►

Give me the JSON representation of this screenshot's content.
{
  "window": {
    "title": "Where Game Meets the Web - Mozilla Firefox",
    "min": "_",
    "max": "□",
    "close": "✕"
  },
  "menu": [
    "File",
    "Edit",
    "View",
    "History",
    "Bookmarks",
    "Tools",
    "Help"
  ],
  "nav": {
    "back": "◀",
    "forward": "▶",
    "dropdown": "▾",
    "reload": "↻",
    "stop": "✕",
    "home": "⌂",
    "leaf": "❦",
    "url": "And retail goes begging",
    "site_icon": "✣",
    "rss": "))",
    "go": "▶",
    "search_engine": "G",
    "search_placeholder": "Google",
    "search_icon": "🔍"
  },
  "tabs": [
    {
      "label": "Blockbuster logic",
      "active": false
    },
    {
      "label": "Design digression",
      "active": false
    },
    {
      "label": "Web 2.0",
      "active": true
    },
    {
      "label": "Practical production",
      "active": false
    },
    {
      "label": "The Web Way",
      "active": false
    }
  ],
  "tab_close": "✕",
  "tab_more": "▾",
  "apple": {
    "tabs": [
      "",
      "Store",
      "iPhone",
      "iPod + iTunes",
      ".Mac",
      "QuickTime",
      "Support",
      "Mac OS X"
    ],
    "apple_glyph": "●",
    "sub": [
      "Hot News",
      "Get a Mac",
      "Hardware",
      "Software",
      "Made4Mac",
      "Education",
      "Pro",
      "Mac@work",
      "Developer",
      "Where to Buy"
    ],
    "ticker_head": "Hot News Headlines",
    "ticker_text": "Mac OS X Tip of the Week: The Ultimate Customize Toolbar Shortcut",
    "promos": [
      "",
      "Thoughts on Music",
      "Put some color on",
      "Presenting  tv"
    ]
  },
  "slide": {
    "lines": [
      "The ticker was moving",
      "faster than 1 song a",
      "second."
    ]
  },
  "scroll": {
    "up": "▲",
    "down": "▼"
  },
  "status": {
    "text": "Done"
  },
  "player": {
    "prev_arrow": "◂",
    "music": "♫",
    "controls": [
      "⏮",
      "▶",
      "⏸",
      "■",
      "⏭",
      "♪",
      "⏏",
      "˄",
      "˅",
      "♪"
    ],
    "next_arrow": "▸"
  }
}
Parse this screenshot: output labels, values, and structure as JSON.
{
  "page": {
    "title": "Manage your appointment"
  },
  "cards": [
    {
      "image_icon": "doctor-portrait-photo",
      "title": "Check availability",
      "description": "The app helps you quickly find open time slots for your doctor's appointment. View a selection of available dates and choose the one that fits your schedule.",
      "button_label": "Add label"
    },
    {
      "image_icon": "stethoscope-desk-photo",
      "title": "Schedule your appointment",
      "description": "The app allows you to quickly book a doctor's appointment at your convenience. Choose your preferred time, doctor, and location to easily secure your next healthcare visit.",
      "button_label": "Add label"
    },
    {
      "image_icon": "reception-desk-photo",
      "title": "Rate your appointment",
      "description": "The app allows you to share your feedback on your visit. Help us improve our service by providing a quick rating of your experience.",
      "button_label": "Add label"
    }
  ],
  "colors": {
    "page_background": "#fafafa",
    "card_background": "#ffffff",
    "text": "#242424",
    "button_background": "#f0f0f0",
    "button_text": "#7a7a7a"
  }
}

◄
►

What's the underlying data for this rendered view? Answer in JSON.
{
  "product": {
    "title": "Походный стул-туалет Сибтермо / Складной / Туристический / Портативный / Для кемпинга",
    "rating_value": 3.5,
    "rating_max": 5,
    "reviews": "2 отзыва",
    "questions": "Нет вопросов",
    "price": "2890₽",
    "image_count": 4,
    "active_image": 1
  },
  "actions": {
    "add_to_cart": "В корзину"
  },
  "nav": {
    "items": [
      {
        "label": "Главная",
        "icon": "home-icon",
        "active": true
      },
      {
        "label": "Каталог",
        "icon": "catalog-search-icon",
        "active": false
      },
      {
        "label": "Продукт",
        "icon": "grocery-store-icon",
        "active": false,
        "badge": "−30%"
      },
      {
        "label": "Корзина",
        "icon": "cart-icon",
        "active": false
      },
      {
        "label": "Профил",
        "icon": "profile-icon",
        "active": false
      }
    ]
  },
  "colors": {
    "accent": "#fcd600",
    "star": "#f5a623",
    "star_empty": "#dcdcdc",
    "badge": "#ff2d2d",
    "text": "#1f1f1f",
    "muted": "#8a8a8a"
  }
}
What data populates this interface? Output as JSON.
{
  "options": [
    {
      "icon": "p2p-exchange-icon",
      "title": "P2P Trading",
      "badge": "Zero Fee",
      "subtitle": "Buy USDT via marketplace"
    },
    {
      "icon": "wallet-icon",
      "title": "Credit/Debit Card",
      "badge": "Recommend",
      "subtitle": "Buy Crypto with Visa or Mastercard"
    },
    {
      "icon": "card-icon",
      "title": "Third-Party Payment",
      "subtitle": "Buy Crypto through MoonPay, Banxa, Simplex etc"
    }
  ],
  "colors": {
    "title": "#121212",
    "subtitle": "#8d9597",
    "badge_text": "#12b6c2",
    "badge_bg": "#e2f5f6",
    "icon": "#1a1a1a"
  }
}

◄
►

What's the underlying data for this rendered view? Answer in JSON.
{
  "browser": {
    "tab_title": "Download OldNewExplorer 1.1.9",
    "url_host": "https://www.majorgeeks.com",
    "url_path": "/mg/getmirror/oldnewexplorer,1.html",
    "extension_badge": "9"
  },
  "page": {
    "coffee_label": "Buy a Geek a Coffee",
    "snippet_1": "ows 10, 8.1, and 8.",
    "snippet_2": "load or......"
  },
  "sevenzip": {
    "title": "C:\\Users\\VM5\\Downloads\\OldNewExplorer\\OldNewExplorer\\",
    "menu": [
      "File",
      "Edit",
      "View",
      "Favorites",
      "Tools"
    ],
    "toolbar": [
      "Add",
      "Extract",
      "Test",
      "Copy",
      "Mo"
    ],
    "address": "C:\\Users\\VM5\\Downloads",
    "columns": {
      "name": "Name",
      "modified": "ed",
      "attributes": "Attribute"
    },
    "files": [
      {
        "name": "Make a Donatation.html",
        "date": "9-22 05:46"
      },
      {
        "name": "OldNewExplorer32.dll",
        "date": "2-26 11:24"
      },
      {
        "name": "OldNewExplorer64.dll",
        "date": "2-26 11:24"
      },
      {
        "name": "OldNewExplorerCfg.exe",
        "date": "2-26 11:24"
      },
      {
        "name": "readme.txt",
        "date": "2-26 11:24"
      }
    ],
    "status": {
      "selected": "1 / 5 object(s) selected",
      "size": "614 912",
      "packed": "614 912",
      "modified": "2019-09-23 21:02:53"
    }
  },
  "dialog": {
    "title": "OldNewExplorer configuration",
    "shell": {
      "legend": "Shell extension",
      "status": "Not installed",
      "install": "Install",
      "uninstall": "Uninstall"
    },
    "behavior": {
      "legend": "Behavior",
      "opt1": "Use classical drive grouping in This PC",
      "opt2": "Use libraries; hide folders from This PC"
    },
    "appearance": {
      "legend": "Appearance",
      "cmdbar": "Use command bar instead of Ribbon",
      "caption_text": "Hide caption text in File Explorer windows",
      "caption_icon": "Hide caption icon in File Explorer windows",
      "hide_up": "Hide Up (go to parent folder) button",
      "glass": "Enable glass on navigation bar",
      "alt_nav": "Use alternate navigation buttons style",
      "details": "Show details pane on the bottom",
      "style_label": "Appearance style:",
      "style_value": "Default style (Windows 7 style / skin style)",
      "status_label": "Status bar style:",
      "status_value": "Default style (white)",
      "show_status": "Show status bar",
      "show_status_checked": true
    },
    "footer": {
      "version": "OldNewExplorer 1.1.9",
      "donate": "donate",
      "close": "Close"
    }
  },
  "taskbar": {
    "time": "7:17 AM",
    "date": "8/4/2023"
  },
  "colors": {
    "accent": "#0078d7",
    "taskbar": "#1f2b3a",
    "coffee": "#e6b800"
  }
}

◄

> **Goal of the exercise**: Count up every line above that has the word "News" in it; answer with the number alone.

> **Response**: 2